## Given task
Find how many lines in the material hold the word "verified", then state that number and nothing more.

## Provided records
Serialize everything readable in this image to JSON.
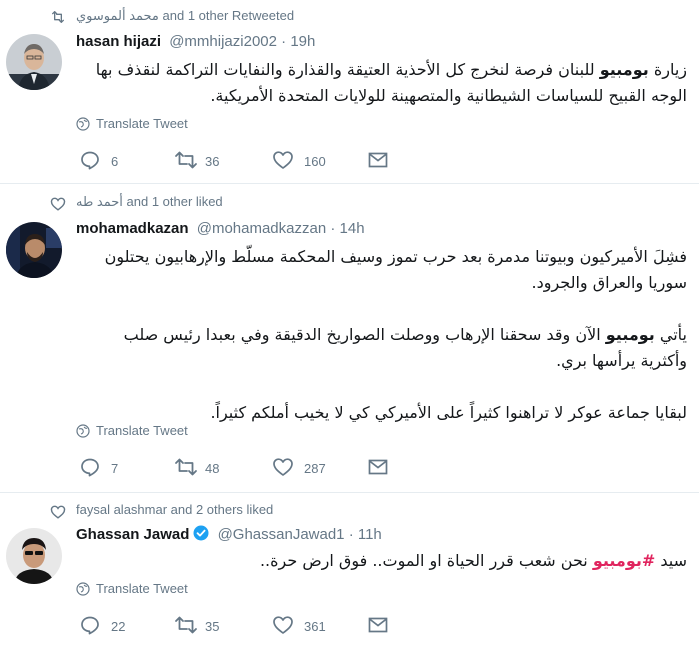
{
  "tweets": [
    {
      "context": {
        "icon": "retweet-icon",
        "text": "محمد ألموسوي and 1 other Retweeted"
      },
      "author": {
        "name": "hasan hijazi",
        "handle": "@mmhijazi2002",
        "time": "· 19h",
        "verified": false
      },
      "lines": [
        [
          {
            "t": "زيارة "
          },
          {
            "t": "بومبيو",
            "style": "bold"
          },
          {
            "t": " للبنان فرصة لنخرج كل الأحذية العتيقة والقذارة والنفايات التراكمة لنقذف بها"
          }
        ],
        [
          {
            "t": "الوجه القبيح للسياسات الشيطانية والمتصهينة للولايات المتحدة الأمريكية."
          }
        ]
      ],
      "translate": "Translate Tweet",
      "counts": {
        "replies": "6",
        "retweets": "36",
        "likes": "160"
      }
    },
    {
      "context": {
        "icon": "heart-icon",
        "text": "أحمد طه and 1 other liked"
      },
      "author": {
        "name": "mohamadkazan",
        "handle": "@mohamadkazzan",
        "time": "· 14h",
        "verified": false
      },
      "lines": [
        [
          {
            "t": "فشِلَ الأميركيون وبيوتنا مدمرة بعد حرب تموز وسيف المحكمة مسلّط والإرهابيون يحتلون"
          }
        ],
        [
          {
            "t": "سوريا والعراق والجرود."
          }
        ],
        [
          {
            "t": ""
          }
        ],
        [
          {
            "t": "يأتي "
          },
          {
            "t": "بومبيو",
            "style": "bold"
          },
          {
            "t": " الآن وقد سحقنا الإرهاب ووصلت الصواريخ الدقيقة وفي بعبدا رئيس صلب"
          }
        ],
        [
          {
            "t": "وأكثرية يرأسها بري."
          }
        ],
        [
          {
            "t": ""
          }
        ],
        [
          {
            "t": "لبقايا جماعة عوكر لا تراهنوا كثيراً على الأميركي كي لا يخيب أملكم كثيراً."
          }
        ]
      ],
      "translate": "Translate Tweet",
      "counts": {
        "replies": "7",
        "retweets": "48",
        "likes": "287"
      }
    },
    {
      "context": {
        "icon": "heart-icon",
        "text": "faysal alashmar and 2 others liked"
      },
      "author": {
        "name": "Ghassan Jawad",
        "handle": "@GhassanJawad1",
        "time": "· 11h",
        "verified": true
      },
      "lines": [
        [
          {
            "t": "سيد "
          },
          {
            "t": "#بومبيو",
            "style": "hash"
          },
          {
            "t": " نحن شعب قرر الحياة او الموت.. فوق ارض حرة.."
          }
        ]
      ],
      "translate": "Translate Tweet",
      "counts": {
        "replies": "22",
        "retweets": "35",
        "likes": "361"
      }
    }
  ],
  "colors": {
    "muted": "#657786",
    "text": "#14171a",
    "hashtag": "#e0245e",
    "verified": "#1da1f2",
    "divider": "#e6ecf0"
  }
}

## Answer
4